According to the state-run Athens News Agency, in Riyadh Dendias also met with Foreign Minister Faisal bin Farhan Al Saud, State Minister for Foreign Affairs Adel al-Jubeir and the governor of the public investment fund, Yasir Othman Al-Rumayyan.
And while Dendias will travel on to Amman on Thursday, much of the focus of the trip has been on Abu Dhabi, where he is due to arrive on Wednesday.
“It’s the result of a proposal of [the previous, Syriza government] to create a new tripartite forum between Greece, Cyprus and the UAE,” a former diplomat told Al Jazeera on condition of anonymity. “It’s an attempt to answer the latest challenges in Greek-Turkish relations.”
Under the left-wing Syriza government, Greece and Cyprus created political arenas with Jordan, Palestine, Israel and Egypt, in an effort to pool their diplomatic clout and face what they see as a growing Turkish threat. Dendias and his Cypriot counterpart were both in Abu Dhabi last month.
“The UAE are our closest Arab ally after Egypt,” the former diplomat said. “In addition to trade interests, Greece and the UAE have carried out joint military exercises.”
Efthymios Tsiliopoulos is a defence analyst with Defence-point.gr. “UAE Mirage fighter jets participated in the multinational air force exercise Iniohos in 2017 and in April this year, along with fighters from the United States, Greece, Israel and Italy at the Andravida Air Force Base, in southern Greece,” he told Al Jazeera.
“The Military Cooperation Programme [MCP] between Greece and the UAE was signed in Athens on December 9. The MCP includes actions in the areas of business, exercises, training and information.”

■ **ENTRIES SHOWN**:
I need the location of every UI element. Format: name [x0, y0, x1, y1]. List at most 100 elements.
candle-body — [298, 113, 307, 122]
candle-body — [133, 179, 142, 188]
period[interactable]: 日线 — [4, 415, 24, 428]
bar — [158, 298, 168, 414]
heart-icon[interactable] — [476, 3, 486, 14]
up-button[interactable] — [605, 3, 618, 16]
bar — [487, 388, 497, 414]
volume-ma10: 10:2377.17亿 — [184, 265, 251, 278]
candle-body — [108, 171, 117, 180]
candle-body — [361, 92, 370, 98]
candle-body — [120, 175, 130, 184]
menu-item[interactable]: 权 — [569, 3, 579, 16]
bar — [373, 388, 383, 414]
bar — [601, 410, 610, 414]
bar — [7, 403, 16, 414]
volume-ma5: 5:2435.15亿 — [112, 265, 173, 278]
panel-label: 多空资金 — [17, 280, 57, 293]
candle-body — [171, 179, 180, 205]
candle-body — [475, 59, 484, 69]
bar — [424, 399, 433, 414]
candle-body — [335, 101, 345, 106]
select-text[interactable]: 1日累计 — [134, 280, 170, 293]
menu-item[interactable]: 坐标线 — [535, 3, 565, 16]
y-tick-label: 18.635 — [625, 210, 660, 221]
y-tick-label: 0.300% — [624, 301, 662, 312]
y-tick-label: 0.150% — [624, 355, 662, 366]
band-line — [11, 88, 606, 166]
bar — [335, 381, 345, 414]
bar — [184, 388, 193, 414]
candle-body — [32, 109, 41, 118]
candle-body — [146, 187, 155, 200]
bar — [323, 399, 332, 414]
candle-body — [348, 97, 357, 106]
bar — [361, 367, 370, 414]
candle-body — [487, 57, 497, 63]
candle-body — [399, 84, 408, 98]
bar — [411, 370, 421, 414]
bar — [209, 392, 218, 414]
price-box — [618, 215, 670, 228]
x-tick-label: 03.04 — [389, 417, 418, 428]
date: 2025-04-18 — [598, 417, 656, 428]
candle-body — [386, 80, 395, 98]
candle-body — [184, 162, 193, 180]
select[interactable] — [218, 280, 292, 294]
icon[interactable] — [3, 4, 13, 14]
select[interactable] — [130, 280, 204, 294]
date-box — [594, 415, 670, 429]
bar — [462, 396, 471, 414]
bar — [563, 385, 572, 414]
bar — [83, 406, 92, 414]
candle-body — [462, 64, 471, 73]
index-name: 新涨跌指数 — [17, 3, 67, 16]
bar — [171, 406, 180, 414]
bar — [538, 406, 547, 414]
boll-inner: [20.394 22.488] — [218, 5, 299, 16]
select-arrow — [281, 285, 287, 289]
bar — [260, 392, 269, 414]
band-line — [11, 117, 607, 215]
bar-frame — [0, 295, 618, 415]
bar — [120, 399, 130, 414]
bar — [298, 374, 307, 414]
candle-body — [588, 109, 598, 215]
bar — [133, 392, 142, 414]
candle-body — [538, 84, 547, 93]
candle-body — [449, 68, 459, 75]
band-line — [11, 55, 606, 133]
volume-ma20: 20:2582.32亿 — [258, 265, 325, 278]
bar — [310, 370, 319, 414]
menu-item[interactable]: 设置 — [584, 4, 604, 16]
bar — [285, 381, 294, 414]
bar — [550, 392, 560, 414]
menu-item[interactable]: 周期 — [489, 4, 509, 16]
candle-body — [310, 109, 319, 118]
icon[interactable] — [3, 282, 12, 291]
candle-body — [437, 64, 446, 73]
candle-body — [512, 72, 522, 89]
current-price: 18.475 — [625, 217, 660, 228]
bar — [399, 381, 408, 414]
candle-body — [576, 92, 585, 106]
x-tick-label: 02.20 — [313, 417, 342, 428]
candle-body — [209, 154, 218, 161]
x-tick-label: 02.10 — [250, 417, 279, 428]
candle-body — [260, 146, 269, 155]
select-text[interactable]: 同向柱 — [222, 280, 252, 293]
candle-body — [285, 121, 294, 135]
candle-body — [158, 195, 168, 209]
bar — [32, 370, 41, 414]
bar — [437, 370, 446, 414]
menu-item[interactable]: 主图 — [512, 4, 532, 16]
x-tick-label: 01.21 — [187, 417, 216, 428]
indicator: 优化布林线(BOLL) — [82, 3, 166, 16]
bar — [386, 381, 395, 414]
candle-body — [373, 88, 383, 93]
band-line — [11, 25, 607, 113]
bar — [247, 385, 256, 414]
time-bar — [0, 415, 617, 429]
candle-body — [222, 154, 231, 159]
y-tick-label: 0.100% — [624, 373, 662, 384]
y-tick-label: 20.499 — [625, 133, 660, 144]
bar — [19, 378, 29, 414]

■ **JOBS**:
a: Extract each line of the records that contains the string "item", treating uppercase and lowercase as different.
b: Write the next part of the article on Greece's ties with the UAE, starting after its last sentence.
The records have no connection to the text about Greek diplomacy in the Gulf.

■ **IN RESPONSE**:
a:
menu-item[interactable]: 权 — [569, 3, 579, 16]
menu-item[interactable]: 坐标线 — [535, 3, 565, 16]
menu-item[interactable]: 设置 — [584, 4, 604, 16]
menu-item[interactable]: 周期 — [489, 4, 509, 16]
menu-item[interactable]: 主图 — [512, 4, 532, 16]

b:
Greece has embarked on a diplomatic counteroffensive to isolate Turkey and make sure Ankara’s agreement with Tripoli never enters into force.
Ahead of his Arab tour, Dendias met United Nations Secretary-General Antonio Guterres in Geneva on Monday.
Greece has asked the UN not to register the Turkey-Libya agreement in its archive, saying it is contrary to the international Law of the Sea, noting it has been denounced by the US and Russia, as well as regional neighbours Israel and Egypt. Libya has reportedly made a similar request to the UN.
Guterres has said he will refer the matter to the UN’s legal services department.
Last week the European Union said the deal “infringes upon the sovereign rights of third states, does not comply with the Law of the Sea and cannot produce any legal consequences for third states” – meaning the EU does not consider it legally binding on EU member Greece.
“The European Council unequivocally reaffirms its solidarity with Greece and Cyprus regarding these actions by Turkey,” the EU said in a statement.
The EU has also threatened to sanction Turkey for sending state exploration vessels to look for oil and gas in the Exclusive Economic Zone of EU member Cyprus.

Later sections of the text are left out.